EXERCISE REQUIREMENTS: Keep only those lines of the records that include the string "other".

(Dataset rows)
+ + + + +

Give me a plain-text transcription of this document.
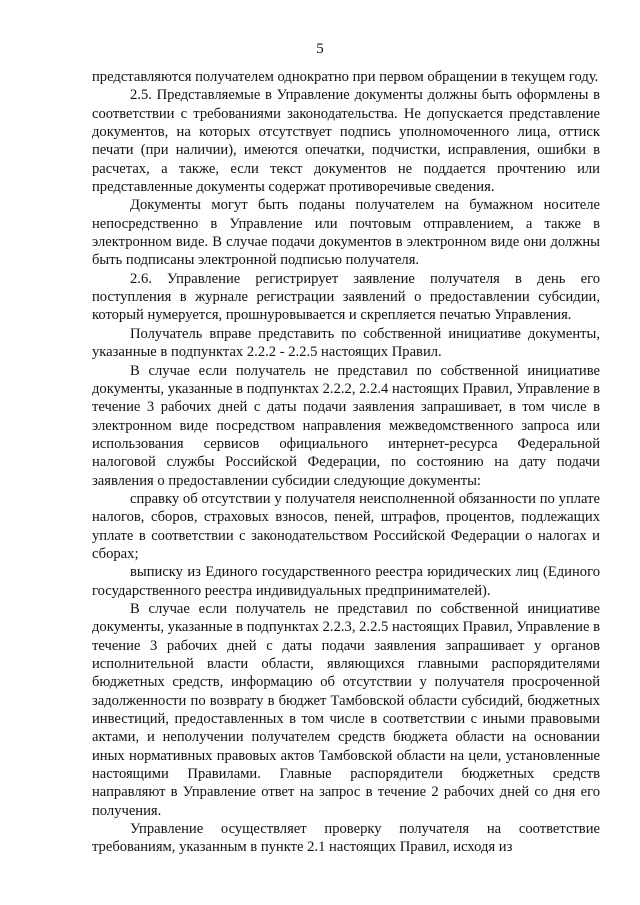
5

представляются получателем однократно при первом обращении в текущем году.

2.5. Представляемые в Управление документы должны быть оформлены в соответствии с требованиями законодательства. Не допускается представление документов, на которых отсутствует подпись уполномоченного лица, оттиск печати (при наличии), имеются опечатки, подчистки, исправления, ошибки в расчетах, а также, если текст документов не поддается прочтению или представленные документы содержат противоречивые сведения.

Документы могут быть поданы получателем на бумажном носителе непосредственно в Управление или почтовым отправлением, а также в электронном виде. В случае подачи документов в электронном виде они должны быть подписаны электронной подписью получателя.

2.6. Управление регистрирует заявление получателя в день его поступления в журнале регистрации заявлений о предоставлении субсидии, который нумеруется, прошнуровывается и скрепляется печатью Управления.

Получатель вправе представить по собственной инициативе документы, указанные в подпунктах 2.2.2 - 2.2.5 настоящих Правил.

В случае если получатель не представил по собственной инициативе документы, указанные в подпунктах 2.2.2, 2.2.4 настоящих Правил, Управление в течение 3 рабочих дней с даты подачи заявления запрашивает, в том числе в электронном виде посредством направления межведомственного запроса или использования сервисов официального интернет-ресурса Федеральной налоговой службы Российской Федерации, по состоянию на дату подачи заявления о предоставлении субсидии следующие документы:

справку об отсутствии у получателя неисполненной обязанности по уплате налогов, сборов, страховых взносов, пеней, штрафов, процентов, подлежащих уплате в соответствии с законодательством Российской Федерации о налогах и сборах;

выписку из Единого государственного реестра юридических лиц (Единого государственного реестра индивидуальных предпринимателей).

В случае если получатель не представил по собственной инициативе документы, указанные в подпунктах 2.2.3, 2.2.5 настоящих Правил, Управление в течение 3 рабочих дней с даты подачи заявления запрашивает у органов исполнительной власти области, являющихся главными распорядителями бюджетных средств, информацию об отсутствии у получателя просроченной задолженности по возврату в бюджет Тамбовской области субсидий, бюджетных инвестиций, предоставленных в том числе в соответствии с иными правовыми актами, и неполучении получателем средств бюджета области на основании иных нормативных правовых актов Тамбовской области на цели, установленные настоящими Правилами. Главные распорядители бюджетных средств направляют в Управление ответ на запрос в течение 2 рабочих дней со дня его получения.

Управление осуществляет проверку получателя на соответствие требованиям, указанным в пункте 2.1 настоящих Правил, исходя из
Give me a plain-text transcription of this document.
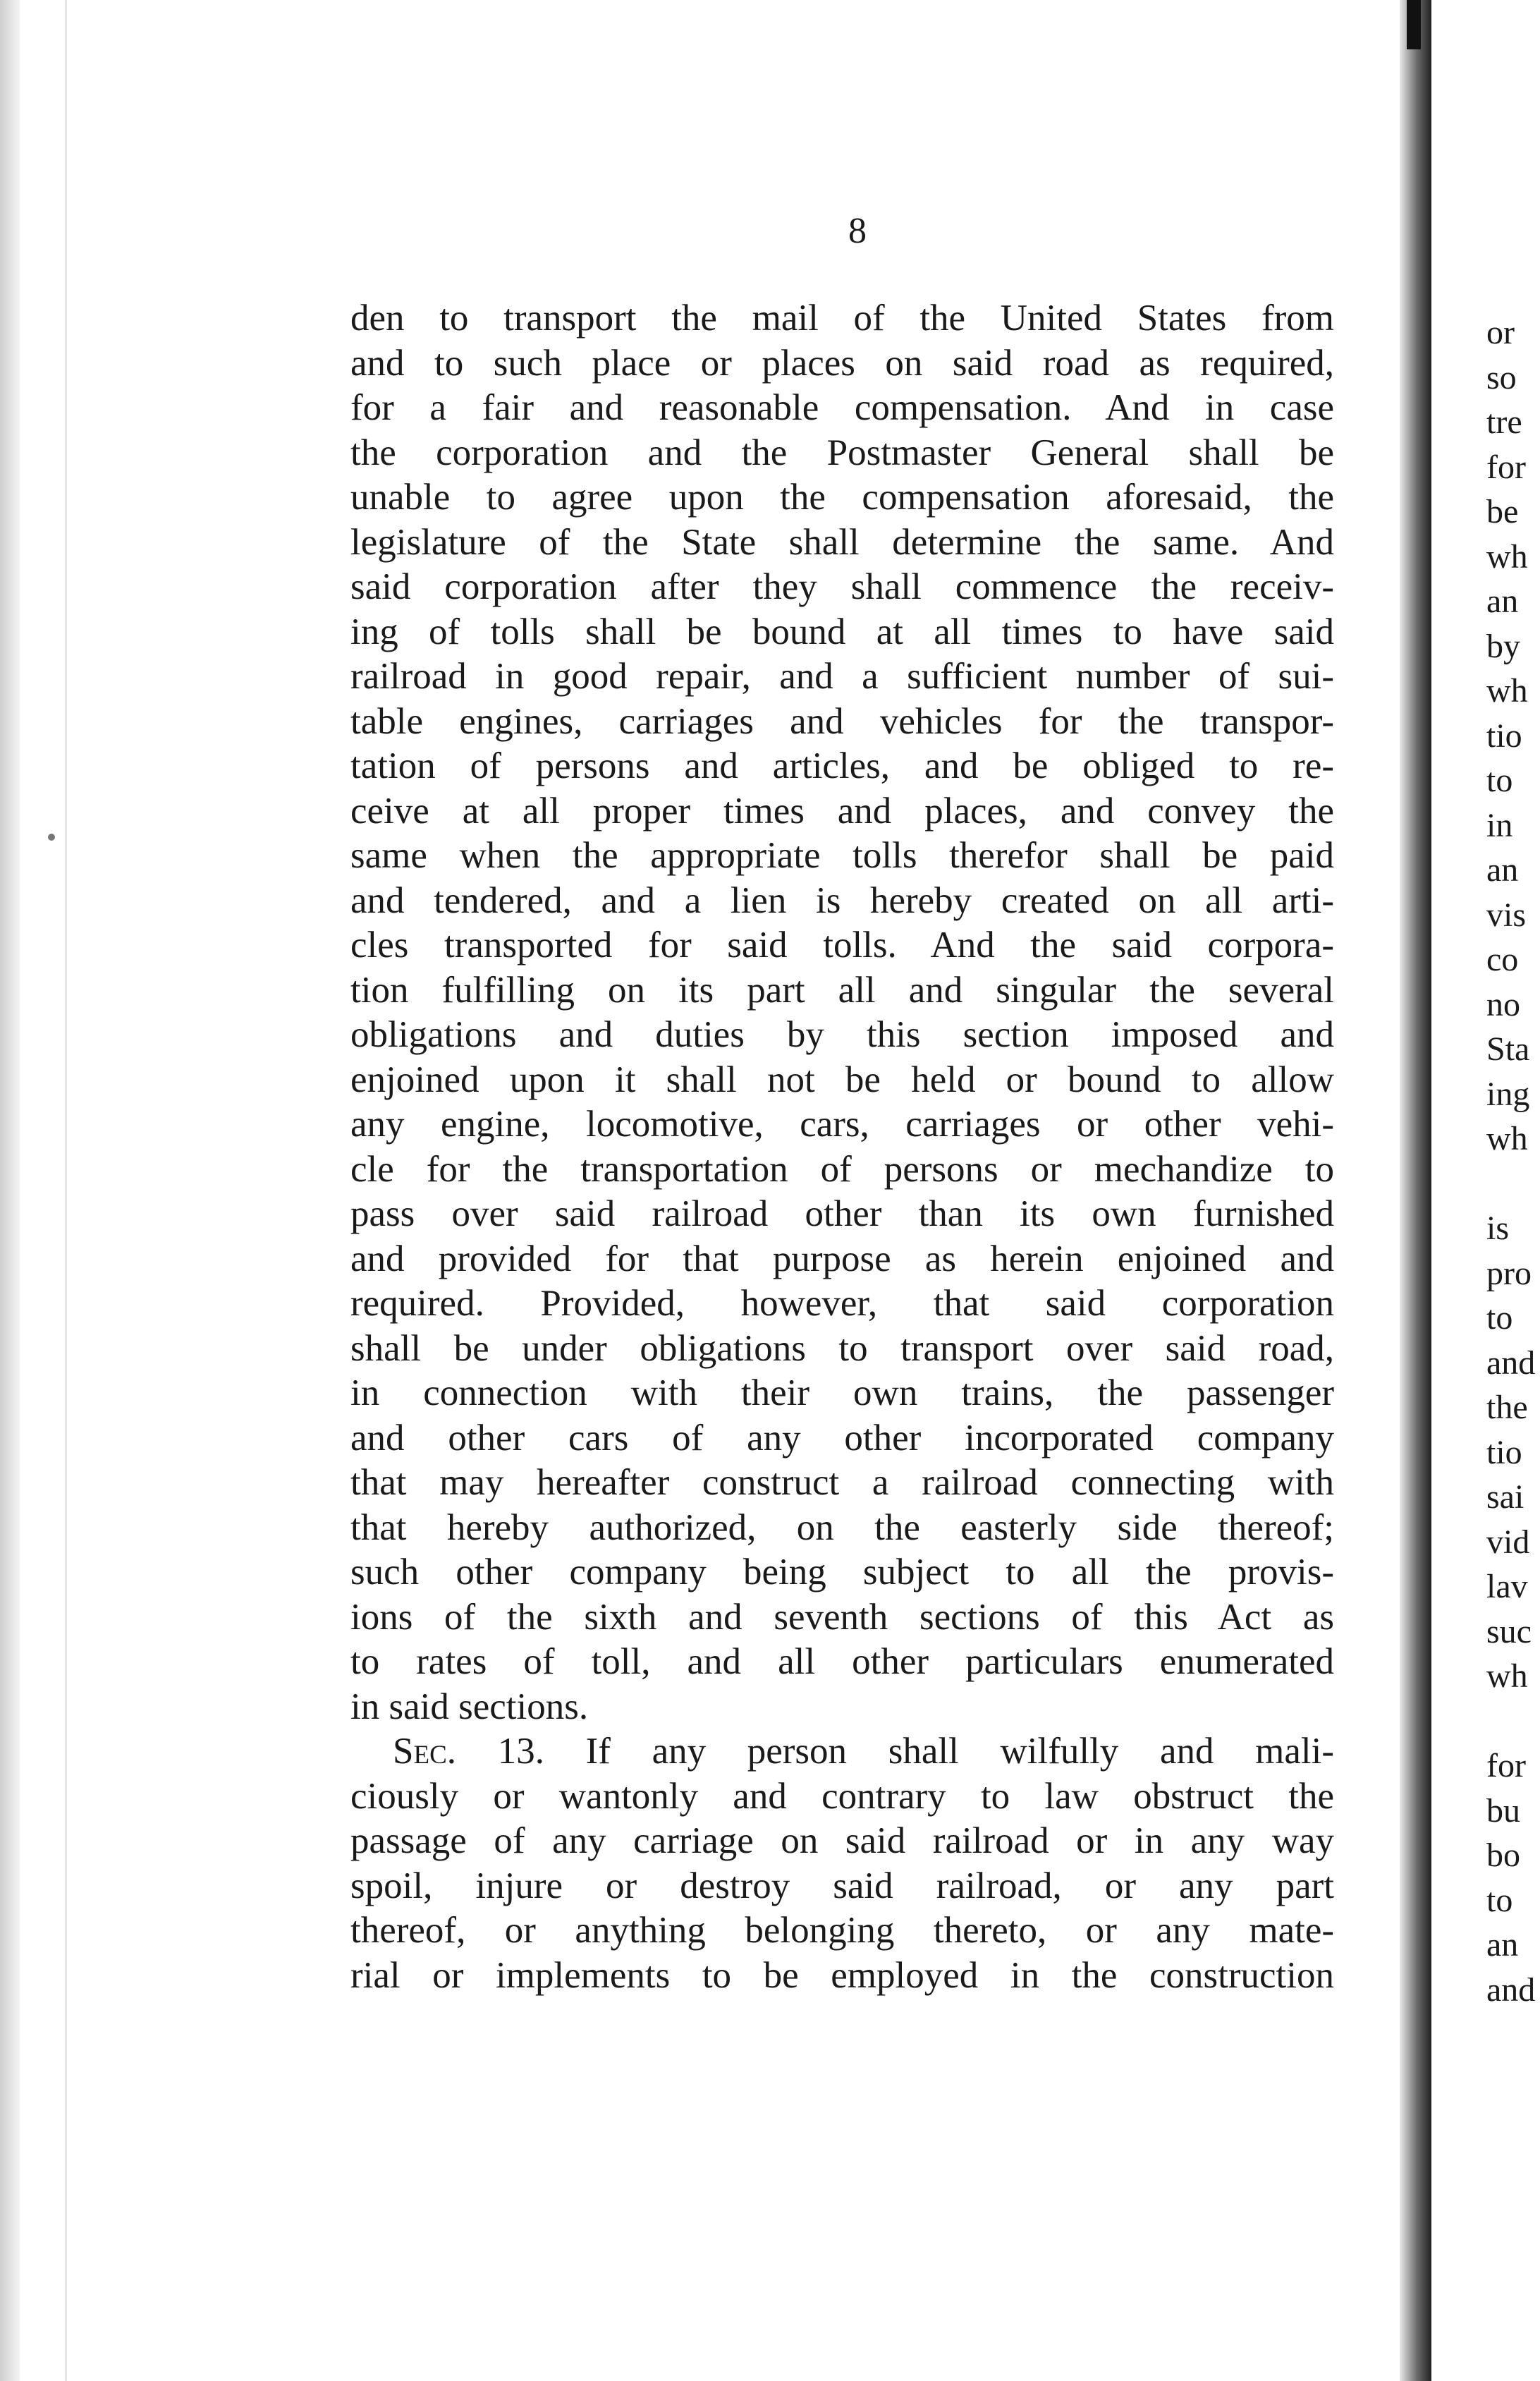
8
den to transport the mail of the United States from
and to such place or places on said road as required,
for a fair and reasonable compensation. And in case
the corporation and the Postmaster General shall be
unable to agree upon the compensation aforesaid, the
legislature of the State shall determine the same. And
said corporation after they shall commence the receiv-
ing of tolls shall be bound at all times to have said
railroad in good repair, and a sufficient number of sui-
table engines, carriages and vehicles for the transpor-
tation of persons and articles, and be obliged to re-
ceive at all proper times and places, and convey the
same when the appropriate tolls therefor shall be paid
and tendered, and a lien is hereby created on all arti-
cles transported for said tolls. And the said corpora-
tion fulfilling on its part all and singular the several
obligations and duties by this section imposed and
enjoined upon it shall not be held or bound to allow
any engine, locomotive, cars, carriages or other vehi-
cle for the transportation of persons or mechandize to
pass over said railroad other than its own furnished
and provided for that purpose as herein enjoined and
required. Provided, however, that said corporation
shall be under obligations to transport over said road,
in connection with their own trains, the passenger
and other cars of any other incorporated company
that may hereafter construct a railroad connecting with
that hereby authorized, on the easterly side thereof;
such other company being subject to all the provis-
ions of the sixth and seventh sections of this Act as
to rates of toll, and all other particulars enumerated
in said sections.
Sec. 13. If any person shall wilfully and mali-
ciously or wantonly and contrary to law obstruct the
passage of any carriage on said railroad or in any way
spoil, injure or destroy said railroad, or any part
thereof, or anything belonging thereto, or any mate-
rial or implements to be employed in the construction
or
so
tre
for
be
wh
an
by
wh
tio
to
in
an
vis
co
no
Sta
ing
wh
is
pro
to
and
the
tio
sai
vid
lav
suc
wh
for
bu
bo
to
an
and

+ + + + +

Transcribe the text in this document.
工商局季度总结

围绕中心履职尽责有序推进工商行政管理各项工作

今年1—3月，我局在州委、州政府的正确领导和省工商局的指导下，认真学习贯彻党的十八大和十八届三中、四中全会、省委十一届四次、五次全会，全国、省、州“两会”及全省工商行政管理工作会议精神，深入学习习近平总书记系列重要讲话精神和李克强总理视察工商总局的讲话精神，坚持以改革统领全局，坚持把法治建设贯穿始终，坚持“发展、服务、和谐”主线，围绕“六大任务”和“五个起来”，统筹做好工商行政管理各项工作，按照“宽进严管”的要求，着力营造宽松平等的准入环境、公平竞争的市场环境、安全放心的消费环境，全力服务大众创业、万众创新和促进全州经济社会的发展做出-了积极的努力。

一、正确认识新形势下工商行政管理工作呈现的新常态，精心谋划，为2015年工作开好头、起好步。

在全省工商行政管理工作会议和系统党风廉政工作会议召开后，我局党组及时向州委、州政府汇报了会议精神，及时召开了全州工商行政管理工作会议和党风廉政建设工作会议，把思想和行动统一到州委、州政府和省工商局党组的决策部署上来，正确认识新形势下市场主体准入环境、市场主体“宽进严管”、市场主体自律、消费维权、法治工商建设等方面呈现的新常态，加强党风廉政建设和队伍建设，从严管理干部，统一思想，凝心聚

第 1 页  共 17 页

+ + + + +

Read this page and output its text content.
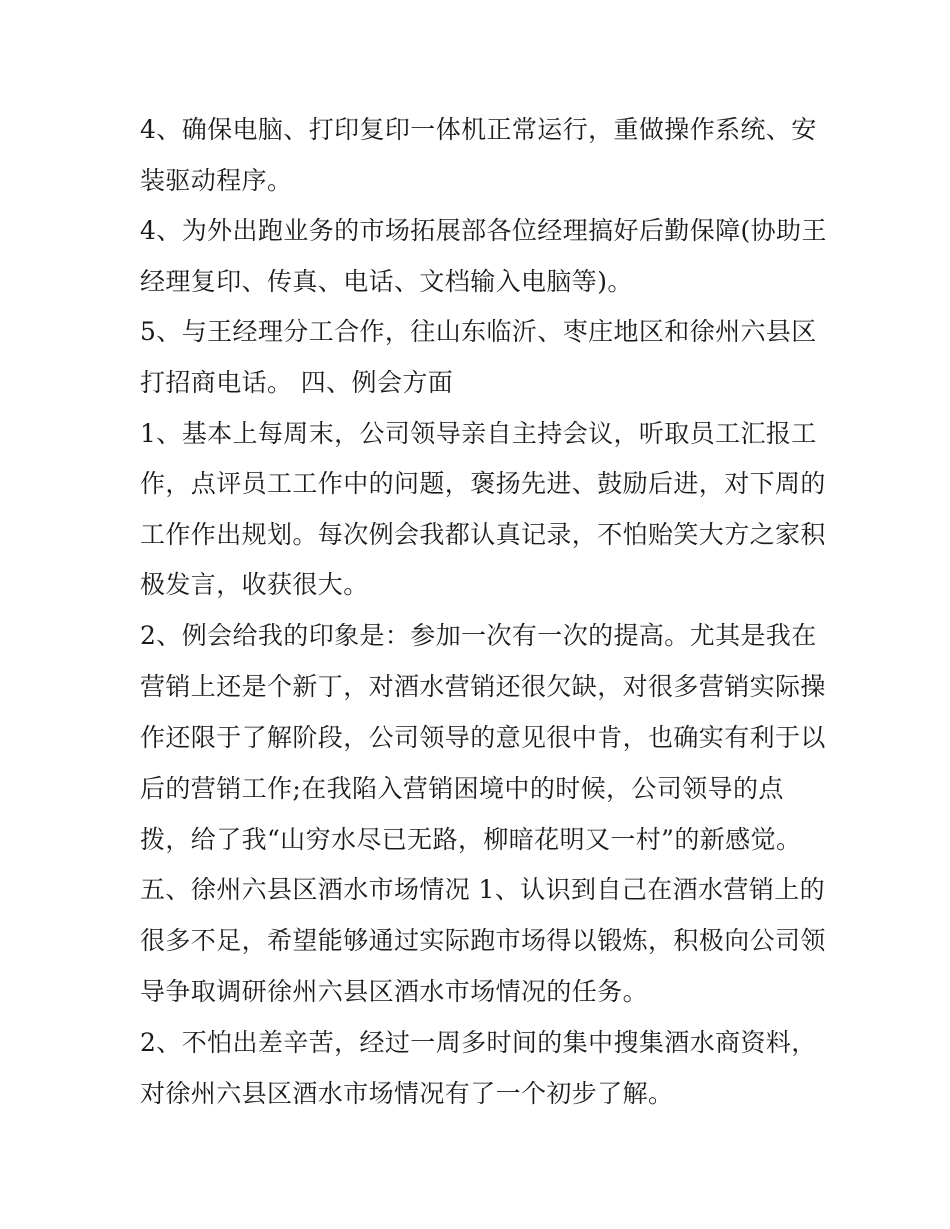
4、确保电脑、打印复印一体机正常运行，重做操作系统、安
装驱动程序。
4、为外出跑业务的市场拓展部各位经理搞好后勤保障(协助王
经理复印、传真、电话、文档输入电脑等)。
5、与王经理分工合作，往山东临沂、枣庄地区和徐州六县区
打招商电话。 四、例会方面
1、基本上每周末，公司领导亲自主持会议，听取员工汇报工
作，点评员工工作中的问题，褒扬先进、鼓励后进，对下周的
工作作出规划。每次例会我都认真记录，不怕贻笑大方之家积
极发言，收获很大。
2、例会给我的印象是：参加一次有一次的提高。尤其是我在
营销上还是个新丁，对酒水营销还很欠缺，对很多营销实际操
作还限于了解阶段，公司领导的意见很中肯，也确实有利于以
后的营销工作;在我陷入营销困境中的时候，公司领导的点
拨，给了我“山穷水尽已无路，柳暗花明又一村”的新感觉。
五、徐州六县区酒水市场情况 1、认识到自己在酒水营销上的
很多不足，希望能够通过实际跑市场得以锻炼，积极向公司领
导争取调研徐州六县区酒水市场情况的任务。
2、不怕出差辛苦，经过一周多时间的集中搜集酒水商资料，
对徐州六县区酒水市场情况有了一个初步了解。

+ + + + +

TASK RESULT:
any engine, locomotive, cars, carriages or other vehi-
pass over said railroad other than its own furnished
and other cars of any other incorporated company
such other company being subject to all the provis-
to rates of toll, and all other particulars enumerated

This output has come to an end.